# [Problem to solve]
Write out the listing exactly as it is given.

### Source data

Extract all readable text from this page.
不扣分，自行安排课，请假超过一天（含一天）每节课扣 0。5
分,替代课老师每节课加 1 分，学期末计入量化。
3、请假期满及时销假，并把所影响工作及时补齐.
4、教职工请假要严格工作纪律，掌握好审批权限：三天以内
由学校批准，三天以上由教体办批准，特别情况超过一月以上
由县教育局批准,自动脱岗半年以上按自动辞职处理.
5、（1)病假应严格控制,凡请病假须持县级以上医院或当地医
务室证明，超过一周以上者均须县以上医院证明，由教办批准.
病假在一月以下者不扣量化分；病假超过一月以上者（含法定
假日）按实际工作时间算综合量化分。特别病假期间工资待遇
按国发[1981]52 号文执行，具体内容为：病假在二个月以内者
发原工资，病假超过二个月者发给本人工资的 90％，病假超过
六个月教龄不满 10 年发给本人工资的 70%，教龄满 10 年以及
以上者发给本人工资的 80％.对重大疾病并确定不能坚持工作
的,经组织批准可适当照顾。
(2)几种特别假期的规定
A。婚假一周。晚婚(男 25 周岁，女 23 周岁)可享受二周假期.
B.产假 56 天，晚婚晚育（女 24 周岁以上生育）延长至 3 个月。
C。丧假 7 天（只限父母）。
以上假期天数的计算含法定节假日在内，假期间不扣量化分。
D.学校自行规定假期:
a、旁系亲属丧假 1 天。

######

# [Solution to the problem]
Extract all readable text from this page.
不扣分，自行安排课，请假超过一天（含一天）每节课扣 0。5
分,替代课老师每节课加 1 分，学期末计入量化。
3、请假期满及时销假，并把所影响工作及时补齐.
4、教职工请假要严格工作纪律，掌握好审批权限：三天以内
由学校批准，三天以上由教体办批准，特别情况超过一月以上
由县教育局批准,自动脱岗半年以上按自动辞职处理.
5、（1)病假应严格控制,凡请病假须持县级以上医院或当地医
务室证明，超过一周以上者均须县以上医院证明，由教办批准.
病假在一月以下者不扣量化分；病假超过一月以上者（含法定
假日）按实际工作时间算综合量化分。特别病假期间工资待遇
按国发[1981]52 号文执行，具体内容为：病假在二个月以内者
发原工资，病假超过二个月者发给本人工资的 90％，病假超过
六个月教龄不满 10 年发给本人工资的 70%，教龄满 10 年以及
以上者发给本人工资的 80％.对重大疾病并确定不能坚持工作
的,经组织批准可适当照顾。
(2)几种特别假期的规定
A。婚假一周。晚婚(男 25 周岁，女 23 周岁)可享受二周假期.
B.产假 56 天，晚婚晚育（女 24 周岁以上生育）延长至 3 个月。
C。丧假 7 天（只限父母）。
以上假期天数的计算含法定节假日在内，假期间不扣量化分。
D.学校自行规定假期:
a、旁系亲属丧假 1 天。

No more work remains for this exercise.